# Challenge
Make an exact copy of the lines, leaving the pictures out.
## Begin Material for this task
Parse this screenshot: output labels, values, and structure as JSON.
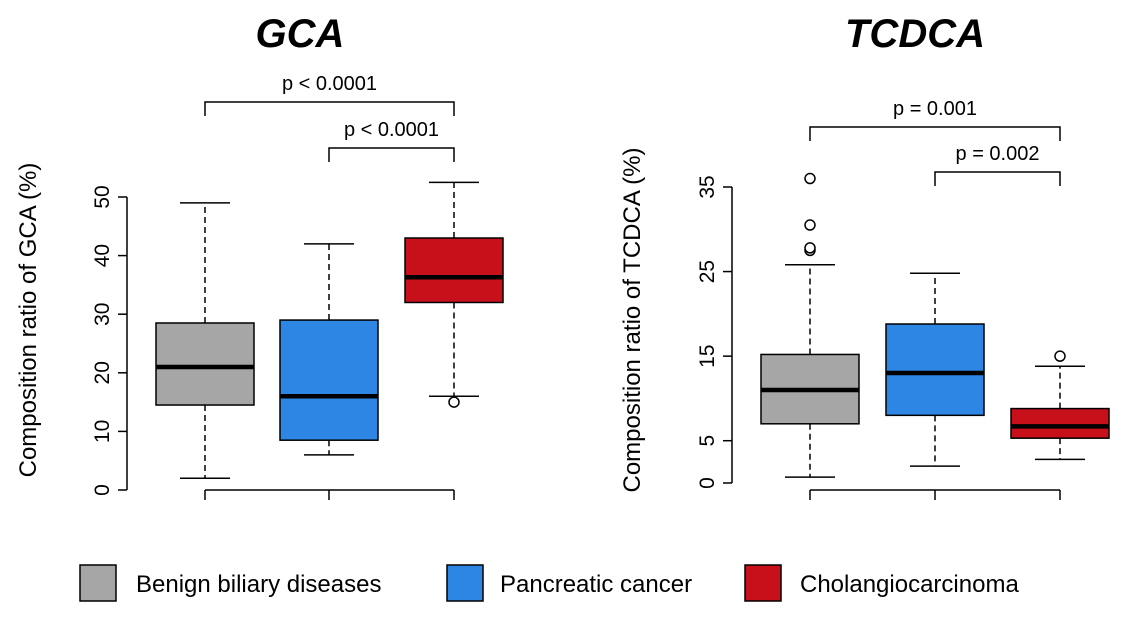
{
  "chart_data": [
    {
      "type": "box",
      "title": "GCA",
      "ylabel": "Composition ratio of GCA (%)",
      "ylim": [
        0,
        54
      ],
      "yticks": [
        0,
        10,
        20,
        30,
        40,
        50
      ],
      "groups": [
        {
          "name": "Benign biliary diseases",
          "color": "#a6a6a6",
          "whisker_low": 2,
          "q1": 14.5,
          "median": 21,
          "q3": 28.5,
          "whisker_high": 49,
          "outliers": []
        },
        {
          "name": "Pancreatic cancer",
          "color": "#2e86e4",
          "whisker_low": 6,
          "q1": 8.5,
          "median": 16,
          "q3": 29,
          "whisker_high": 42,
          "outliers": []
        },
        {
          "name": "Cholangiocarcinoma",
          "color": "#c8101a",
          "whisker_low": 16,
          "q1": 32,
          "median": 36.3,
          "q3": 43,
          "whisker_high": 52.5,
          "outliers": [
            15
          ]
        }
      ],
      "comparisons": [
        {
          "from": 0,
          "to": 2,
          "label": "p < 0.0001"
        },
        {
          "from": 1,
          "to": 2,
          "label": "p < 0.0001"
        }
      ]
    },
    {
      "type": "box",
      "title": "TCDCA",
      "ylabel": "Composition ratio of TCDCA (%)",
      "ylim": [
        0,
        37
      ],
      "yticks": [
        0,
        5,
        15,
        25,
        35
      ],
      "groups": [
        {
          "name": "Benign biliary diseases",
          "color": "#a6a6a6",
          "whisker_low": 0.7,
          "q1": 7,
          "median": 11,
          "q3": 15.2,
          "whisker_high": 25.8,
          "outliers": [
            27.5,
            27.8,
            30.5,
            36
          ]
        },
        {
          "name": "Pancreatic cancer",
          "color": "#2e86e4",
          "whisker_low": 2,
          "q1": 8,
          "median": 13,
          "q3": 18.8,
          "whisker_high": 24.8,
          "outliers": []
        },
        {
          "name": "Cholangiocarcinoma",
          "color": "#c8101a",
          "whisker_low": 2.8,
          "q1": 5.3,
          "median": 6.7,
          "q3": 8.8,
          "whisker_high": 13.8,
          "outliers": [
            15
          ]
        }
      ],
      "comparisons": [
        {
          "from": 0,
          "to": 2,
          "label": "p = 0.001"
        },
        {
          "from": 1,
          "to": 2,
          "label": "p = 0.002"
        }
      ]
    }
  ],
  "legend": {
    "items": [
      {
        "label": "Benign biliary diseases",
        "color": "#a6a6a6"
      },
      {
        "label": "Pancreatic cancer",
        "color": "#2e86e4"
      },
      {
        "label": "Cholangiocarcinoma",
        "color": "#c8101a"
      }
    ]
  }
}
## End Material for this task
# Response
Parse this screenshot: output labels, values, and structure as JSON.
{
  "chart_data": [
    {
      "type": "box",
      "title": "GCA",
      "ylabel": "Composition ratio of GCA (%)",
      "ylim": [
        0,
        54
      ],
      "yticks": [
        0,
        10,
        20,
        30,
        40,
        50
      ],
      "groups": [
        {
          "name": "Benign biliary diseases",
          "color": "#a6a6a6",
          "whisker_low": 2,
          "q1": 14.5,
          "median": 21,
          "q3": 28.5,
          "whisker_high": 49,
          "outliers": []
        },
        {
          "name": "Pancreatic cancer",
          "color": "#2e86e4",
          "whisker_low": 6,
          "q1": 8.5,
          "median": 16,
          "q3": 29,
          "whisker_high": 42,
          "outliers": []
        },
        {
          "name": "Cholangiocarcinoma",
          "color": "#c8101a",
          "whisker_low": 16,
          "q1": 32,
          "median": 36.3,
          "q3": 43,
          "whisker_high": 52.5,
          "outliers": [
            15
          ]
        }
      ],
      "comparisons": [
        {
          "from": 0,
          "to": 2,
          "label": "p < 0.0001"
        },
        {
          "from": 1,
          "to": 2,
          "label": "p < 0.0001"
        }
      ]
    },
    {
      "type": "box",
      "title": "TCDCA",
      "ylabel": "Composition ratio of TCDCA (%)",
      "ylim": [
        0,
        37
      ],
      "yticks": [
        0,
        5,
        15,
        25,
        35
      ],
      "groups": [
        {
          "name": "Benign biliary diseases",
          "color": "#a6a6a6",
          "whisker_low": 0.7,
          "q1": 7,
          "median": 11,
          "q3": 15.2,
          "whisker_high": 25.8,
          "outliers": [
            27.5,
            27.8,
            30.5,
            36
          ]
        },
        {
          "name": "Pancreatic cancer",
          "color": "#2e86e4",
          "whisker_low": 2,
          "q1": 8,
          "median": 13,
          "q3": 18.8,
          "whisker_high": 24.8,
          "outliers": []
        },
        {
          "name": "Cholangiocarcinoma",
          "color": "#c8101a",
          "whisker_low": 2.8,
          "q1": 5.3,
          "median": 6.7,
          "q3": 8.8,
          "whisker_high": 13.8,
          "outliers": [
            15
          ]
        }
      ],
      "comparisons": [
        {
          "from": 0,
          "to": 2,
          "label": "p = 0.001"
        },
        {
          "from": 1,
          "to": 2,
          "label": "p = 0.002"
        }
      ]
    }
  ],
  "legend": {
    "items": [
      {
        "label": "Benign biliary diseases",
        "color": "#a6a6a6"
      },
      {
        "label": "Pancreatic cancer",
        "color": "#2e86e4"
      },
      {
        "label": "Cholangiocarcinoma",
        "color": "#c8101a"
      }
    ]
  }
}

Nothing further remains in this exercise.